- **Exercise objective**: Here are records with pictures in them. Copy all of them exactly and leave the pictures out.

>> Begin Information provided

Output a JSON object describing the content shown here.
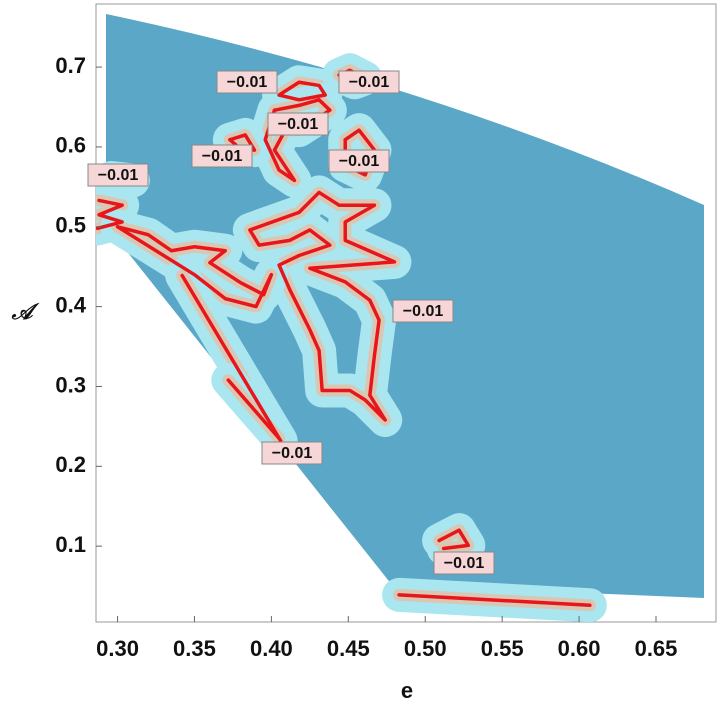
{
  "chart_data": {
    "type": "contour",
    "xlabel": "e",
    "ylabel": "𝒜",
    "xlim": [
      0.286,
      0.689
    ],
    "ylim": [
      0.005,
      0.779
    ],
    "xticks": [
      {
        "value": 0.3,
        "label": "0.30"
      },
      0.35,
      {
        "value": 0.4,
        "label": "0.40"
      },
      0.45,
      {
        "value": 0.5,
        "label": "0.50"
      },
      0.55,
      {
        "value": 0.6,
        "label": "0.60"
      },
      0.65
    ],
    "yticks": [
      0.1,
      0.2,
      0.3,
      0.4,
      0.5,
      0.6,
      0.7
    ],
    "contour_level": {
      "value": -0.01,
      "label": "−0.01"
    },
    "color": "#e8161b",
    "contours": [
      {
        "x": [
          0.405,
          0.418,
          0.431,
          0.435,
          0.418,
          0.405
        ],
        "y": [
          0.665,
          0.681,
          0.677,
          0.665,
          0.659,
          0.665
        ]
      },
      {
        "x": [
          0.444,
          0.451,
          0.461,
          0.454,
          0.444
        ],
        "y": [
          0.69,
          0.696,
          0.686,
          0.681,
          0.69
        ]
      },
      {
        "x": [
          0.402,
          0.418,
          0.431,
          0.438,
          0.418,
          0.409,
          0.402,
          0.415,
          0.405,
          0.396,
          0.402
        ],
        "y": [
          0.646,
          0.652,
          0.659,
          0.646,
          0.621,
          0.621,
          0.596,
          0.558,
          0.571,
          0.609,
          0.646
        ]
      },
      {
        "x": [
          0.448,
          0.457,
          0.467,
          0.461,
          0.448,
          0.448
        ],
        "y": [
          0.609,
          0.621,
          0.596,
          0.565,
          0.577,
          0.609
        ]
      },
      {
        "x": [
          0.373,
          0.383,
          0.389,
          0.379,
          0.373
        ],
        "y": [
          0.609,
          0.615,
          0.596,
          0.599,
          0.609
        ]
      },
      {
        "x": [
          0.296,
          0.31
        ],
        "y": [
          0.561,
          0.558
        ]
      },
      {
        "x": [
          0.288,
          0.303,
          0.288,
          0.303,
          0.287
        ],
        "y": [
          0.533,
          0.527,
          0.515,
          0.506,
          0.498
        ]
      },
      {
        "x": [
          0.386,
          0.418,
          0.431,
          0.444,
          0.467,
          0.448,
          0.448,
          0.48,
          0.425,
          0.448,
          0.464,
          0.47,
          0.467,
          0.464,
          0.474,
          0.461,
          0.451,
          0.433,
          0.431,
          0.425,
          0.412,
          0.405,
          0.418,
          0.438,
          0.425,
          0.412,
          0.392,
          0.386
        ],
        "y": [
          0.496,
          0.518,
          0.543,
          0.527,
          0.527,
          0.506,
          0.483,
          0.456,
          0.448,
          0.431,
          0.408,
          0.383,
          0.339,
          0.289,
          0.258,
          0.283,
          0.295,
          0.295,
          0.345,
          0.371,
          0.421,
          0.452,
          0.464,
          0.477,
          0.496,
          0.483,
          0.477,
          0.496
        ]
      },
      {
        "x": [
          0.3,
          0.32,
          0.335,
          0.35,
          0.37,
          0.36,
          0.38,
          0.395,
          0.4,
          0.39,
          0.37,
          0.35,
          0.3
        ],
        "y": [
          0.5,
          0.49,
          0.47,
          0.475,
          0.47,
          0.455,
          0.43,
          0.415,
          0.44,
          0.4,
          0.41,
          0.44,
          0.5
        ]
      },
      {
        "x": [
          0.342,
          0.406
        ],
        "y": [
          0.439,
          0.232
        ]
      },
      {
        "x": [
          0.372,
          0.405
        ],
        "y": [
          0.308,
          0.235
        ]
      },
      {
        "x": [
          0.509,
          0.522,
          0.528,
          0.512
        ],
        "y": [
          0.107,
          0.12,
          0.101,
          0.097
        ]
      },
      {
        "x": [
          0.483,
          0.607
        ],
        "y": [
          0.039,
          0.026
        ]
      }
    ]
  }
}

>> End Information provided

- **Written solution**:
Output a JSON object describing the content shown here.
{
  "chart_data": {
    "type": "contour",
    "xlabel": "e",
    "ylabel": "𝒜",
    "xlim": [
      0.286,
      0.689
    ],
    "ylim": [
      0.005,
      0.779
    ],
    "xticks": [
      {
        "value": 0.3,
        "label": "0.30"
      },
      0.35,
      {
        "value": 0.4,
        "label": "0.40"
      },
      0.45,
      {
        "value": 0.5,
        "label": "0.50"
      },
      0.55,
      {
        "value": 0.6,
        "label": "0.60"
      },
      0.65
    ],
    "yticks": [
      0.1,
      0.2,
      0.3,
      0.4,
      0.5,
      0.6,
      0.7
    ],
    "contour_level": {
      "value": -0.01,
      "label": "−0.01"
    },
    "color": "#e8161b",
    "contours": [
      {
        "x": [
          0.405,
          0.418,
          0.431,
          0.435,
          0.418,
          0.405
        ],
        "y": [
          0.665,
          0.681,
          0.677,
          0.665,
          0.659,
          0.665
        ]
      },
      {
        "x": [
          0.444,
          0.451,
          0.461,
          0.454,
          0.444
        ],
        "y": [
          0.69,
          0.696,
          0.686,
          0.681,
          0.69
        ]
      },
      {
        "x": [
          0.402,
          0.418,
          0.431,
          0.438,
          0.418,
          0.409,
          0.402,
          0.415,
          0.405,
          0.396,
          0.402
        ],
        "y": [
          0.646,
          0.652,
          0.659,
          0.646,
          0.621,
          0.621,
          0.596,
          0.558,
          0.571,
          0.609,
          0.646
        ]
      },
      {
        "x": [
          0.448,
          0.457,
          0.467,
          0.461,
          0.448,
          0.448
        ],
        "y": [
          0.609,
          0.621,
          0.596,
          0.565,
          0.577,
          0.609
        ]
      },
      {
        "x": [
          0.373,
          0.383,
          0.389,
          0.379,
          0.373
        ],
        "y": [
          0.609,
          0.615,
          0.596,
          0.599,
          0.609
        ]
      },
      {
        "x": [
          0.296,
          0.31
        ],
        "y": [
          0.561,
          0.558
        ]
      },
      {
        "x": [
          0.288,
          0.303,
          0.288,
          0.303,
          0.287
        ],
        "y": [
          0.533,
          0.527,
          0.515,
          0.506,
          0.498
        ]
      },
      {
        "x": [
          0.386,
          0.418,
          0.431,
          0.444,
          0.467,
          0.448,
          0.448,
          0.48,
          0.425,
          0.448,
          0.464,
          0.47,
          0.467,
          0.464,
          0.474,
          0.461,
          0.451,
          0.433,
          0.431,
          0.425,
          0.412,
          0.405,
          0.418,
          0.438,
          0.425,
          0.412,
          0.392,
          0.386
        ],
        "y": [
          0.496,
          0.518,
          0.543,
          0.527,
          0.527,
          0.506,
          0.483,
          0.456,
          0.448,
          0.431,
          0.408,
          0.383,
          0.339,
          0.289,
          0.258,
          0.283,
          0.295,
          0.295,
          0.345,
          0.371,
          0.421,
          0.452,
          0.464,
          0.477,
          0.496,
          0.483,
          0.477,
          0.496
        ]
      },
      {
        "x": [
          0.3,
          0.32,
          0.335,
          0.35,
          0.37,
          0.36,
          0.38,
          0.395,
          0.4,
          0.39,
          0.37,
          0.35,
          0.3
        ],
        "y": [
          0.5,
          0.49,
          0.47,
          0.475,
          0.47,
          0.455,
          0.43,
          0.415,
          0.44,
          0.4,
          0.41,
          0.44,
          0.5
        ]
      },
      {
        "x": [
          0.342,
          0.406
        ],
        "y": [
          0.439,
          0.232
        ]
      },
      {
        "x": [
          0.372,
          0.405
        ],
        "y": [
          0.308,
          0.235
        ]
      },
      {
        "x": [
          0.509,
          0.522,
          0.528,
          0.512
        ],
        "y": [
          0.107,
          0.12,
          0.101,
          0.097
        ]
      },
      {
        "x": [
          0.483,
          0.607
        ],
        "y": [
          0.039,
          0.026
        ]
      }
    ]
  }
}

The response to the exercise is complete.